◆ **Extrait du texte**

Un projet collectif qui fixe les moyens des séjours
De votre place d’animateur, vous serez associé à la mise en place de ce projet pédagogique qui fixera le choix de l’ensemble des moyens de fonctionnement du séjour. Il faudra en prendre connaissance, vous l’approprier et - comme nous le défendons - poser des questions, débattre à son sujet.
Il faudra exprimer vos idées, les envies qui vous ont décidé à suivre une formation pour devenir, un temps, animateur de CVL. Et petit à petit, sans savoir tout ce que représente un CVL dans sa globalité, vous percevrez la place qui sera la vôtre. Vous pourrez faire des propositions sur l’organisation pratique du séjour, sur les activités que vous maîtrisez et que vous aimeriez proposer aux enfants. Garante du cadre de travail et du projet, donc des orientations prises, l’équipe de direction sera là pour vous aider.
“ Mais alors, ce projet, que m’apportera-t-il de plus ? ” vous demandez-vous. Une chose essentielle à notre avis : un cadre clair pour votre action et le changement de statut des animateurs qui abandonnent le rôle d’exécutants pour s’associer à la conduite d’une aventure pédagogique unique. Au lieu de vous inscrire dans un fonctionnement totalement imposé, sans maîtrise des choix pédagogiques, vous serez acteur du projet. Tous les instants sont porteurs de sens et souvent de choix pédagogiques. Votre action, seul ou avec d’autres animateurs, avec votre petit groupe d’enfants, contribuera au projet global. Porté collectivement, le projet pédagogique vous deviendra une aide, un outil de formation, une référence permanente. Cité dans les réunions auxquelles vous participerez, il cadrera vos responsabilités et leurs limites dans le travail quotidien, le dialogue au sein de l’équipe.
Droits et devoirs des animateurs
S’occuper d’enfants est un engagement très important et empreint de responsabilités qui témoigne de la confiance que l’on vous accorde. Il vous donne le droit de donner votre avis sur les choix de l’équipe d’animation, de participer vraiment à la construction du séjour, de prendre des initiatives sur les aspects concrets de la vie du centre (propositions d’activités, de sorties...) et l’évolution de l’organisation des moments de la vie quotidienne (toilette, repas, rangements...).

◆ **Entrées fournies**
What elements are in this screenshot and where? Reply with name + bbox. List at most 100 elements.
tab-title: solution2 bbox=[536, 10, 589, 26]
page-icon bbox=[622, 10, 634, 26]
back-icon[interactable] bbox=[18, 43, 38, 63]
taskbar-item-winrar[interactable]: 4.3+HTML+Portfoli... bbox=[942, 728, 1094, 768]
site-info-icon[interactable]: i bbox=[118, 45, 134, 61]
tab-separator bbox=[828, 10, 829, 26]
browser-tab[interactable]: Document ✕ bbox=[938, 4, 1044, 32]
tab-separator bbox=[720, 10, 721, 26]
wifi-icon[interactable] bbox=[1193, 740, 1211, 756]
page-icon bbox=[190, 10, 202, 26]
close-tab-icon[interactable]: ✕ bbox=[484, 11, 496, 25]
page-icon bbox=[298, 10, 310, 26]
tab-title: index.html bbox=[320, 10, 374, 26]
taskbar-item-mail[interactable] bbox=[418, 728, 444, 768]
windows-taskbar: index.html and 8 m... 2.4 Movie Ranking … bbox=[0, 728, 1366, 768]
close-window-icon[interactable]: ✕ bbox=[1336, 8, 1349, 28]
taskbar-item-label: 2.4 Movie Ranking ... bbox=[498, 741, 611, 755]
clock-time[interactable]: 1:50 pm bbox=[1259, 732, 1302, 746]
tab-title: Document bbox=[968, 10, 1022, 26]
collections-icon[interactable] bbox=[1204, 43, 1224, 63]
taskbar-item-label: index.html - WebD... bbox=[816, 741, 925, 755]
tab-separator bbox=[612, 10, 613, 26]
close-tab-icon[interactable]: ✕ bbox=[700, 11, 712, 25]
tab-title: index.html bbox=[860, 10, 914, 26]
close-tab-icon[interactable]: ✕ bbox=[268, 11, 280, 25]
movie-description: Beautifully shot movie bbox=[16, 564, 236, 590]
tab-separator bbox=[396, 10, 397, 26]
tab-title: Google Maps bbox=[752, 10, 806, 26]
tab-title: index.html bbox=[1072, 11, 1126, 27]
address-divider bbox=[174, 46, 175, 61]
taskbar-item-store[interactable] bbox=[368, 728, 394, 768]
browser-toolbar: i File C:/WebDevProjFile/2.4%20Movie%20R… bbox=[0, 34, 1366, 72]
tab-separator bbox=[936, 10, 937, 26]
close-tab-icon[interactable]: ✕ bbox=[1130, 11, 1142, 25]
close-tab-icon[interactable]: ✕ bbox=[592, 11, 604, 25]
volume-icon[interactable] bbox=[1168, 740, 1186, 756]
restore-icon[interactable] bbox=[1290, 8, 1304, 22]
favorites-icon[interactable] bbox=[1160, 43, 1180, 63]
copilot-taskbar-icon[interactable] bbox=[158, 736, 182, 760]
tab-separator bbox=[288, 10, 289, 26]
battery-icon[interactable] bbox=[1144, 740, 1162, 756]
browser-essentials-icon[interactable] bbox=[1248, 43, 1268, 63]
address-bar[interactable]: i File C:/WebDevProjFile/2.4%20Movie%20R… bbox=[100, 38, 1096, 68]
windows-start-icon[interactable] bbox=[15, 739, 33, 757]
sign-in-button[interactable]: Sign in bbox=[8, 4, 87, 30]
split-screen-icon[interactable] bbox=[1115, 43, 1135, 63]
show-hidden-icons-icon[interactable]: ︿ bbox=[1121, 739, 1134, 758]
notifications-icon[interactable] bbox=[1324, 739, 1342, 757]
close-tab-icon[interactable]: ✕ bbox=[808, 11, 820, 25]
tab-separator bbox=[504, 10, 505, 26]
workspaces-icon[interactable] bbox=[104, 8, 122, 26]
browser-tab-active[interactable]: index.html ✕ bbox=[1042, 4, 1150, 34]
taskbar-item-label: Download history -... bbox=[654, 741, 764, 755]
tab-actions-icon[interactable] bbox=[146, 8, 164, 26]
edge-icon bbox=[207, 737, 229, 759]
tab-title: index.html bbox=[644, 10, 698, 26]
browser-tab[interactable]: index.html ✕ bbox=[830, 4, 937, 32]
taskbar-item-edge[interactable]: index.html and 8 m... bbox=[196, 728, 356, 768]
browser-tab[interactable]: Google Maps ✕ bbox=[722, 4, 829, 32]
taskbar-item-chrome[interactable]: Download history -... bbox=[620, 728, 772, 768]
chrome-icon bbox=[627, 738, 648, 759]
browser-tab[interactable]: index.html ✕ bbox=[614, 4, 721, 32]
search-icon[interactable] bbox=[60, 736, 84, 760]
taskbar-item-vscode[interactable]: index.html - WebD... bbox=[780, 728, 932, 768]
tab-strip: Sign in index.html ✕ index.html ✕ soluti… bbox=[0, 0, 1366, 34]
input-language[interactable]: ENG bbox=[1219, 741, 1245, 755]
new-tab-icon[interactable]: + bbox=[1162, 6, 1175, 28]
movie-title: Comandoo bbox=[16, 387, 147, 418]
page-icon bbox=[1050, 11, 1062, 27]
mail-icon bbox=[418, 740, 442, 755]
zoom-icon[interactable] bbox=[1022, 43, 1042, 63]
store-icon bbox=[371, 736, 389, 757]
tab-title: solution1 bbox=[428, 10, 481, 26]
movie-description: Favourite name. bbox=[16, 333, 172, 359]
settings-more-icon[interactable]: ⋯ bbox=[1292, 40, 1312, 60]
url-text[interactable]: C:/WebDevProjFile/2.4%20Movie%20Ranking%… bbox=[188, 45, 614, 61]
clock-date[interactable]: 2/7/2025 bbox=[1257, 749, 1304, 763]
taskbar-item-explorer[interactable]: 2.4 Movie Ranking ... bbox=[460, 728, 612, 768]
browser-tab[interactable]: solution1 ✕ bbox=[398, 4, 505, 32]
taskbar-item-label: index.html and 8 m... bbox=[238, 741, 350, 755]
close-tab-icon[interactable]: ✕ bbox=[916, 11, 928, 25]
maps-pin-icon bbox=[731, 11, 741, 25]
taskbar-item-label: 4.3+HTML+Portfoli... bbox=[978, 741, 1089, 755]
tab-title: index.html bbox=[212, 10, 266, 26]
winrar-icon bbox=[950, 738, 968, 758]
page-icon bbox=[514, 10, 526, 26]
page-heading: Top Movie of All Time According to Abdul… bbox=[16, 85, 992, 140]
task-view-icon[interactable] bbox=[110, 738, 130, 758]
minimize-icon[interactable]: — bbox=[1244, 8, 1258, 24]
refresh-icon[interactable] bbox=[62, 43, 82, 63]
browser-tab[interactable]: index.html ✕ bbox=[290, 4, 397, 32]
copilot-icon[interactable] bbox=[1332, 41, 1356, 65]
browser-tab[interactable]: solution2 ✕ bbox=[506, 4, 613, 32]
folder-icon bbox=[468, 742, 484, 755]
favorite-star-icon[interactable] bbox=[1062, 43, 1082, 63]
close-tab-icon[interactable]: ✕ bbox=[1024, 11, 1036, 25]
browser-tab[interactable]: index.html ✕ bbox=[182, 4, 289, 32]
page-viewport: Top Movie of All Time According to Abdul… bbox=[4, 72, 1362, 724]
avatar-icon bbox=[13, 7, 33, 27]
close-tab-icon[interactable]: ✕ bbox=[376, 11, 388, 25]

◆ **Travail demandé**
• A. Transformez en tableau Markdown les entrées, en commençant au début des entrées et en vous arrêtant après la ligne qui contient "back-icon[interactable] bbox=[18, 43, 38, 63]". Utilisez les colonnes N° et Ligne, et omettez les lignes vides.
• B. Poursuivez le texte sur le rôle de l'animateur dans le projet pédagogique à partir de sa dernière phrase.

◆ **Réponses**
• A.
| N° | Ligne |
|---|---|
| 1 | What elements are in this screenshot and where? Reply with name + bbox. List at most 100 elements. |
| 2 | tab-title: solution2 bbox=[536, 10, 589, 26] |
| 3 | page-icon bbox=[622, 10, 634, 26] |
| 4 | back-icon[interactable] bbox=[18, 43, 38, 63] |

• B.
Cet engagement vous donne aussi le devoir d’argumenter vos choix et vos propositions. Vous devrez établir la cohérence entre le projet pédagogique, vos décisions et les activités que vous mettrez en œuvre. Vous aurez des comptes à rendre au directeur, aux autres animateurs, aux enfants et... à vous-même, face au contrat moral qui sera une aide pour vous durant le séjour.
Ce texte polycopié découvert lors de la préparation, sera la référence permanente qui vous permettra, au quotidien, au sein de l’équipe, de vérifier si ce que vous mettez collectivement en œuvre est bien la traduction des intentions de départ. Pour cela, l’équipe d’animateurs se rencontrera et, avec l’aide de l’équipe de direction, fera régulièrement le point sur le séjour.
Pour s’assurer que le matériel nécessaire aux activités est prévu, discuter d’un enfant posant problème, bien sûr. Mais aussi pour se questionner sur votre façon de mettre en place les activités, sur votre attitude, sur la place laissée aux enfants dans les choix et les décisions les concernant.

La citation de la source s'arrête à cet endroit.